=== EXCERPT TO READ ===

......

As the foot-and-mouth crisis continues, the economic effect on
businesses outside the farming industry is also mounting. Already hit
hard, the leisure and tourist industries are suffering seriously as
potential visitors from abroad are cancelling trips to Britain.
Advertising by the food industry has also been cut substantially, with
Waitrose cancelling its latest campaign and the Meat and Livestock
commission withdrawing television advertisements for beef and shelving
plans for promoting lamb this Easter. A spokesman for McDonalds,
however, refused to confirm reports that its own £5m television
advertising campaign for burgers had also been cancelled.
With a General election likely in the next few months even if a decision is made to delay it even further because of the foot-and-mouth crisis, Tony Blair’s government is facing a series of blistering attacks from the Mayor of London, Ken Livingstone. John Prescott’s plans for privatisation of London Underground have been met with the threat of legal action from London’s Transport Commissioner, Bob Kiley, whose actions have been wholeheartedly supported by Mr Livingstone. Thursday’s strike by workers on London Underground in protest at the privatisation left only three lines running and also apparently had the tacit support of Ken Livingstone, although he himself was forced to walk to work and the Corporation of London reported that the strike had cost the City at least £100 million.

......

=== RECORDED DATA ===

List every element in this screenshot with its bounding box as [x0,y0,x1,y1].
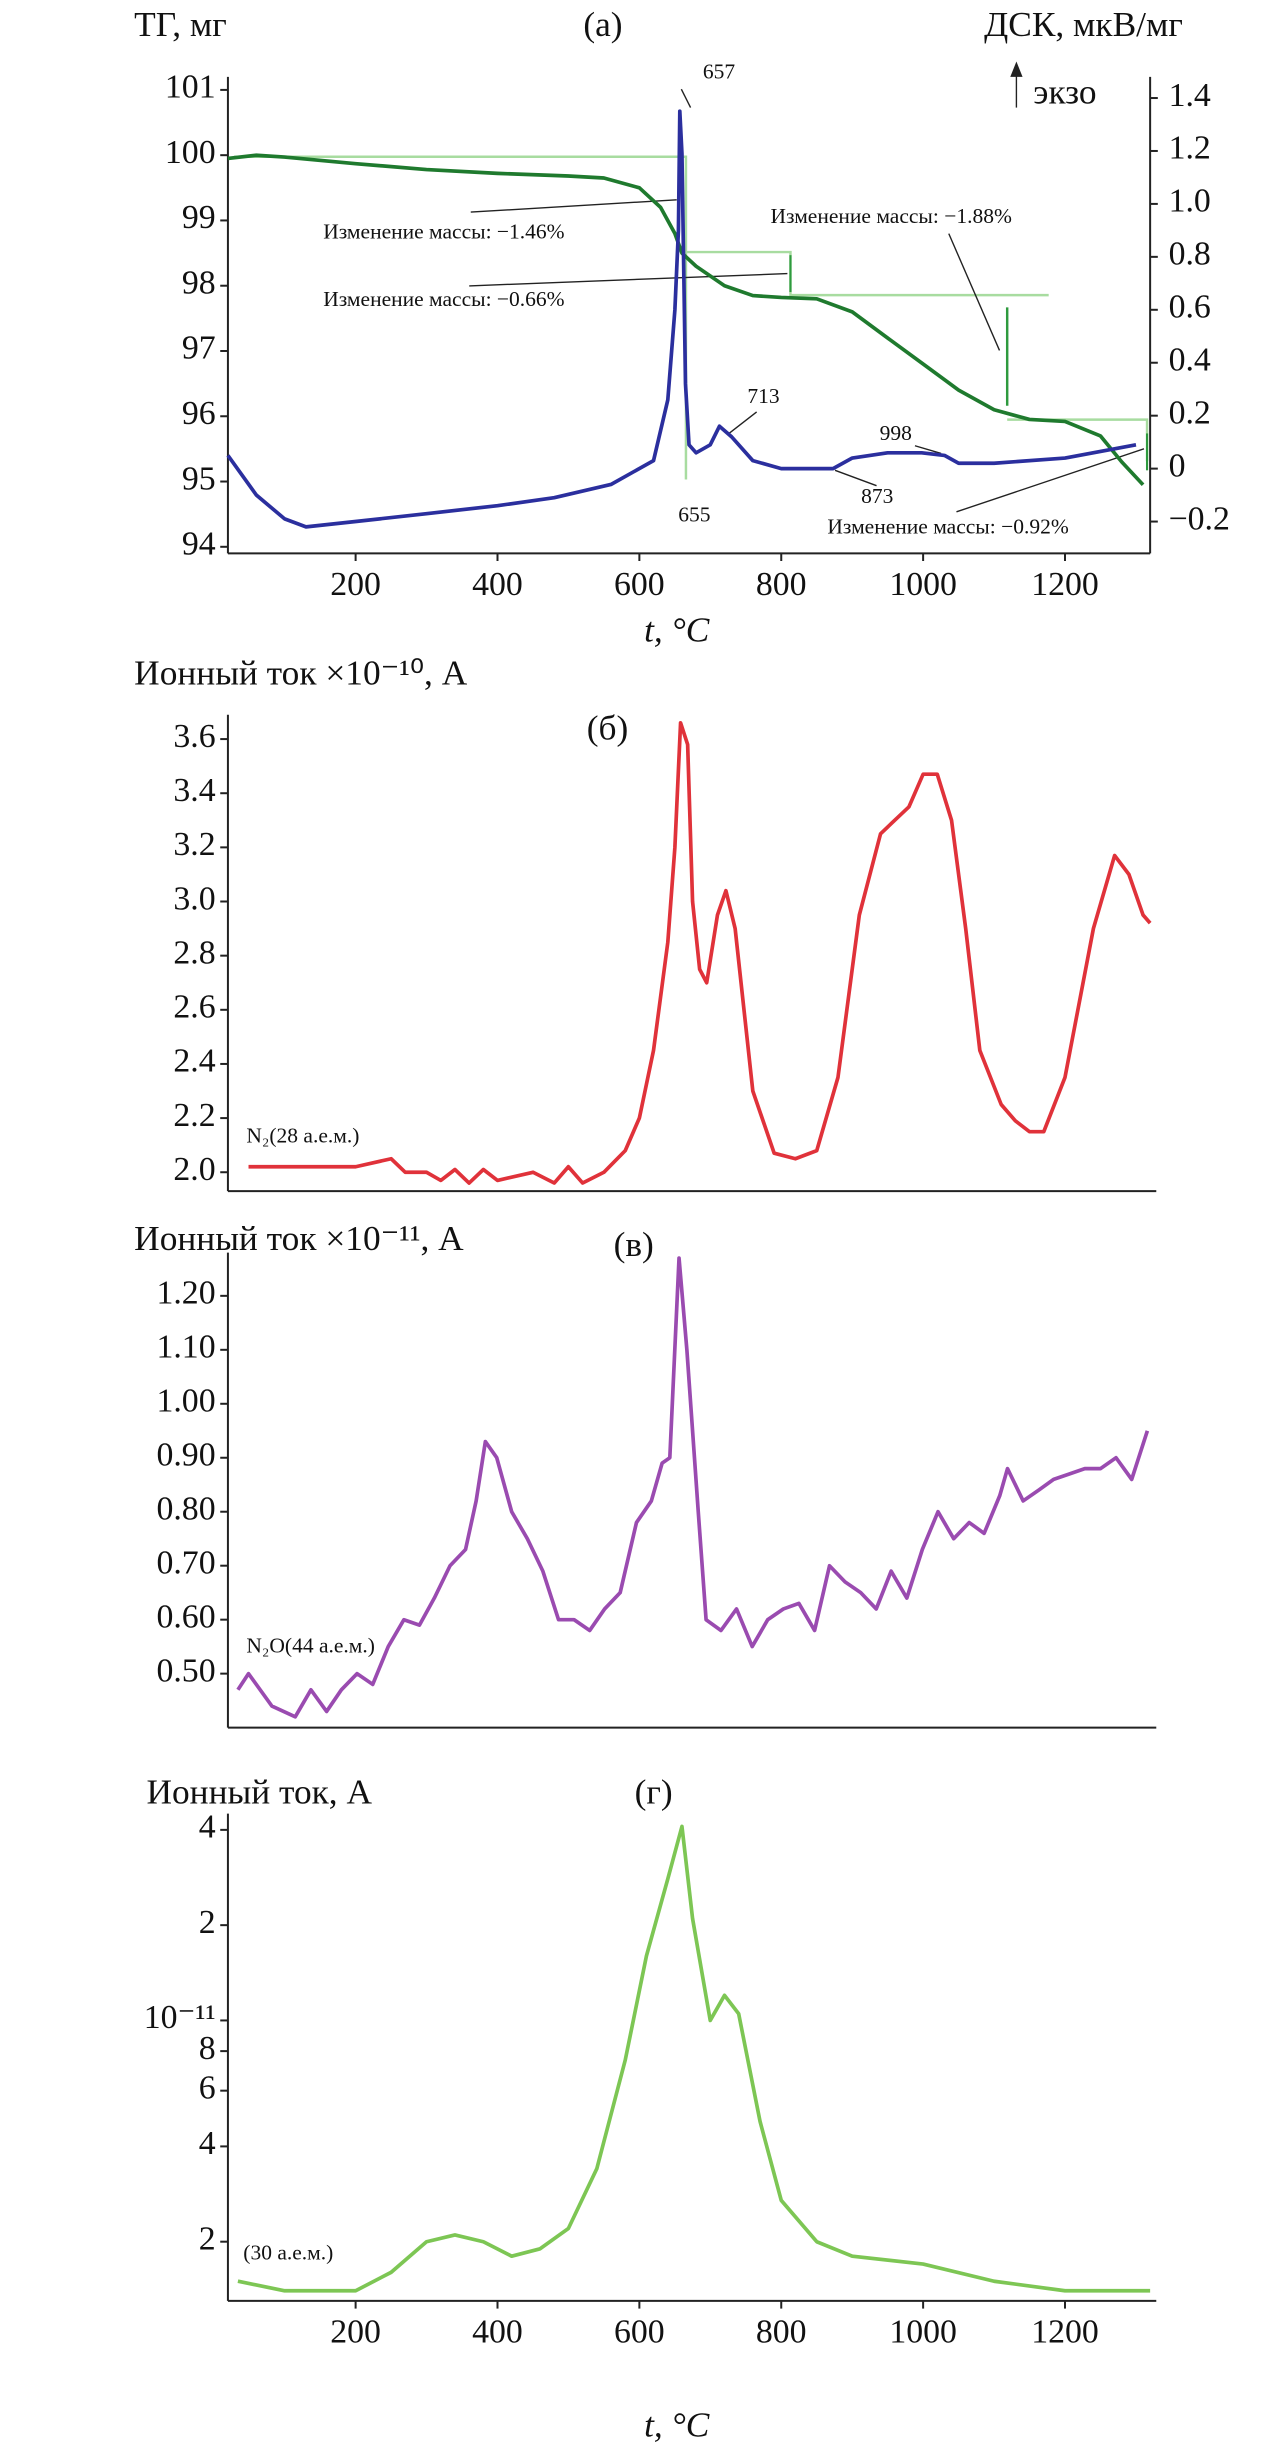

......

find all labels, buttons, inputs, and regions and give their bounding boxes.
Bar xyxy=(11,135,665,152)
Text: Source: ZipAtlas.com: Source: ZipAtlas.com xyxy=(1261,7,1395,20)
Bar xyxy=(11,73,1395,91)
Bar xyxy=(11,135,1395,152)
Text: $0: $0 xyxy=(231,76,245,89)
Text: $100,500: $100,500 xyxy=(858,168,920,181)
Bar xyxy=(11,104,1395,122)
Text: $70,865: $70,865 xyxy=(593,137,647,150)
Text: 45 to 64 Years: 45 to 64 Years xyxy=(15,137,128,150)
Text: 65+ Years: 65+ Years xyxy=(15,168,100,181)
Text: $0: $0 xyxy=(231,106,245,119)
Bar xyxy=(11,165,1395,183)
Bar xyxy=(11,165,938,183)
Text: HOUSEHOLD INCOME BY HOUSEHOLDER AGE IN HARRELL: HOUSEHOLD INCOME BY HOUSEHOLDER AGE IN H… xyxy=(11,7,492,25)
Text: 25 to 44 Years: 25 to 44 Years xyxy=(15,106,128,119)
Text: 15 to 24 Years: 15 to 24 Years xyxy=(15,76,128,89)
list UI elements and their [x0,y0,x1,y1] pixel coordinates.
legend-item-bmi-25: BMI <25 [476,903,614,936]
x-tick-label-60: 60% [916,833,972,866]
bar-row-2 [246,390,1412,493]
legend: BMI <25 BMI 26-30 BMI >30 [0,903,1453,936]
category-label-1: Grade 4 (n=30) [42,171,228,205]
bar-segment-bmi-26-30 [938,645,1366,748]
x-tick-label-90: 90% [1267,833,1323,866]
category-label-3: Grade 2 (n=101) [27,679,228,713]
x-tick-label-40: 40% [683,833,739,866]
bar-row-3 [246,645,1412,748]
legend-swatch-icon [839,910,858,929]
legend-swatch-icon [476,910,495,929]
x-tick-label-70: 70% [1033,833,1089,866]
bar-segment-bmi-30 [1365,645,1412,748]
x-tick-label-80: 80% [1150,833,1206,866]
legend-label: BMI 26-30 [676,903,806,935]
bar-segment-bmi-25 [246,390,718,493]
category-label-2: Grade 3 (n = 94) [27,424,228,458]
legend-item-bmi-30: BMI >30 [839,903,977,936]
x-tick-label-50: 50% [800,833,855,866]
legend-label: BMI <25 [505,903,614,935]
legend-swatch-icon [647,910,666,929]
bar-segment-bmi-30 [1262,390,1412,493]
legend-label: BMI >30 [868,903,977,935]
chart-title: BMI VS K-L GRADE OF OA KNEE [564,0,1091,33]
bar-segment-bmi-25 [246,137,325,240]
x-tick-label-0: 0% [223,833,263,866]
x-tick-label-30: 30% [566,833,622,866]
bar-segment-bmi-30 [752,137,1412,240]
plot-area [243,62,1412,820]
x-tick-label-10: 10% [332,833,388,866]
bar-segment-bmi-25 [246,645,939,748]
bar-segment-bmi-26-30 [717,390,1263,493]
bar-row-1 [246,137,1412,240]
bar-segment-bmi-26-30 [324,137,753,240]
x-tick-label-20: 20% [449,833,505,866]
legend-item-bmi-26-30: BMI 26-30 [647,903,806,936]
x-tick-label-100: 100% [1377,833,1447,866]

......

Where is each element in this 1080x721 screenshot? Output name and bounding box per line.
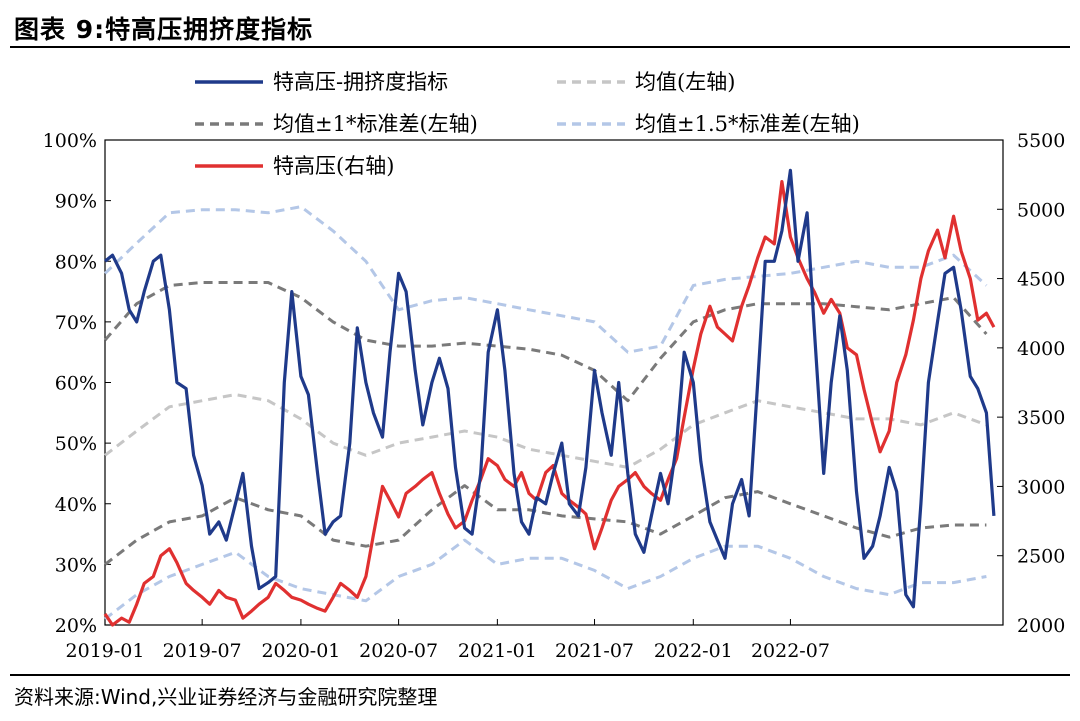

......

=== GIVEN TASK A ===
Answer these questions using the foot-and-mouth news excerpt, one line each:
(i) Which company cancelled its latest advertising campaign?
(ii) Who is London's Transport Commissioner?
(iii) How many lines were left running during Thursday's strike?
=== GIVEN TASK B ===
Carry on the foot-and-mouth news excerpt from the point where it stops.

=== EXERCISE ANSWER A ===
(i) Waitrose
(ii) Bob Kiley
(iii) Three

=== EXERCISE ANSWER B ===
As the London Underground battle grows, we also hear that Ken Livingstone has taken the unusual step of allowing cartoonist and satirist Martin Rowson unlimited access to the Greater London Authority and the Mayor’s Office itself. Although this is an "official appointment", it seems that Mr Livingstone cannot, on this occasion, be accused of wasting too much taxpayers’ money. Martin Rowson will receive payment in the form of one pint of London Pride per year for his labours.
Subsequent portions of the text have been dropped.